## BEGIN EXCERPTED DATA

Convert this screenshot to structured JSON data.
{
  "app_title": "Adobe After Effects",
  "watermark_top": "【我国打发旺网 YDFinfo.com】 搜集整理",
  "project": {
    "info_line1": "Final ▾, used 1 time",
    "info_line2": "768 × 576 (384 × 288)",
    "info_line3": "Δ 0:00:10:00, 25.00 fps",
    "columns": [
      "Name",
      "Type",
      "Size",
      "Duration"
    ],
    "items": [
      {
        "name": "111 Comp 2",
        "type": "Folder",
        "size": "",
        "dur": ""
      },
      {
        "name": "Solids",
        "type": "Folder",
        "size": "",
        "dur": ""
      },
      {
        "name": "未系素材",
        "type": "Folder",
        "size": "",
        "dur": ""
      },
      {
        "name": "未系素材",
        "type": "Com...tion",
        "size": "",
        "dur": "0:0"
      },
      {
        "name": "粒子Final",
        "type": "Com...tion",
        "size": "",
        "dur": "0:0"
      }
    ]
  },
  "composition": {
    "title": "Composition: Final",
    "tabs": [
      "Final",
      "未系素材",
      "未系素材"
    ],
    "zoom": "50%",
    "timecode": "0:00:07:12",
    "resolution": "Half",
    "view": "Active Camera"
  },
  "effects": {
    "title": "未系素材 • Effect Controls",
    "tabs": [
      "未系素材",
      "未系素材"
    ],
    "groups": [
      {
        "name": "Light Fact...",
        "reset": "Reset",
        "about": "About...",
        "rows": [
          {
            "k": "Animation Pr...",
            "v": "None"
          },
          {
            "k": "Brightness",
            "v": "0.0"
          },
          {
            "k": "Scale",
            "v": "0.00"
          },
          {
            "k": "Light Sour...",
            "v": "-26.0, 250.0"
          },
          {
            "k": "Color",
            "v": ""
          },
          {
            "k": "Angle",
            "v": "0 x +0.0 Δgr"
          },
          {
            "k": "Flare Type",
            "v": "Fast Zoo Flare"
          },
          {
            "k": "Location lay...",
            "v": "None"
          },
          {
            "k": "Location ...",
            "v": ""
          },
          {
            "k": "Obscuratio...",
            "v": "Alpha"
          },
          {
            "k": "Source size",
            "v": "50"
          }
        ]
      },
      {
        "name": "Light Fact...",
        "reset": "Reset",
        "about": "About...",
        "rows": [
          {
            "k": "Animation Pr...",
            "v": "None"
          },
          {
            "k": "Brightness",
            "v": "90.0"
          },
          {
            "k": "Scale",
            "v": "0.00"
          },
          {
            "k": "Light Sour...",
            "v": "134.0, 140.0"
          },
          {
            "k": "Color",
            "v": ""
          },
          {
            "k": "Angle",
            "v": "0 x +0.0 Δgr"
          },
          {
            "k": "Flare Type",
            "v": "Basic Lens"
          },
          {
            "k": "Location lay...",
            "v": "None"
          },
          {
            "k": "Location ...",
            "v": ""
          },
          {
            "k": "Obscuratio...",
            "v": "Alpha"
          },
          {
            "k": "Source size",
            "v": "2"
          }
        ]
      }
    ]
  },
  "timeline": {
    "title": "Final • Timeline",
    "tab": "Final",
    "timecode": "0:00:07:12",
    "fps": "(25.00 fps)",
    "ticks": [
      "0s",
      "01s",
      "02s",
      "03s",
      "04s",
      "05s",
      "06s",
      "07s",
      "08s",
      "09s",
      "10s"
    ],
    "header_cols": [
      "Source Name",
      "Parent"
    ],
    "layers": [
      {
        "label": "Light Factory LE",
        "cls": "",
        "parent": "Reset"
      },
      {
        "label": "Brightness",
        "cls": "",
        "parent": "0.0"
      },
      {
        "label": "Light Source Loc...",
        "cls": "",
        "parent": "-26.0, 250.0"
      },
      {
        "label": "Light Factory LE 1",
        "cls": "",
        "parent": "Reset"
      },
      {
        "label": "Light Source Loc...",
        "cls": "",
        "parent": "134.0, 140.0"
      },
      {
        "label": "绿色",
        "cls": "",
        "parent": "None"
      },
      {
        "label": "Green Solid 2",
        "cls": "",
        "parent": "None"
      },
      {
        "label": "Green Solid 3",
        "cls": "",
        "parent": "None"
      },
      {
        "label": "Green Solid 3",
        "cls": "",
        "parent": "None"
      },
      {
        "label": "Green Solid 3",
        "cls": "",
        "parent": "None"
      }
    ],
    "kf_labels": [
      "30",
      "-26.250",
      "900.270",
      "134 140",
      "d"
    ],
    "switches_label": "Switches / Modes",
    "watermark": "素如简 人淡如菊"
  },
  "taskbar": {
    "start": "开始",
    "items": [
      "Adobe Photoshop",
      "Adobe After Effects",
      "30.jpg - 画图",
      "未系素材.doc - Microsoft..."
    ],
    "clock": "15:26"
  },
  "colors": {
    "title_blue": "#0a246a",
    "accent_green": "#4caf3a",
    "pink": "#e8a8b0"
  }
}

## END EXCERPTED DATA

◆ TASK STATEMENT: Look through the entries above and list every line containing "Factory".

◆ ANSWER FOR THE TASK:
        "label": "Light Factory LE",
        "label": "Light Factory LE 1",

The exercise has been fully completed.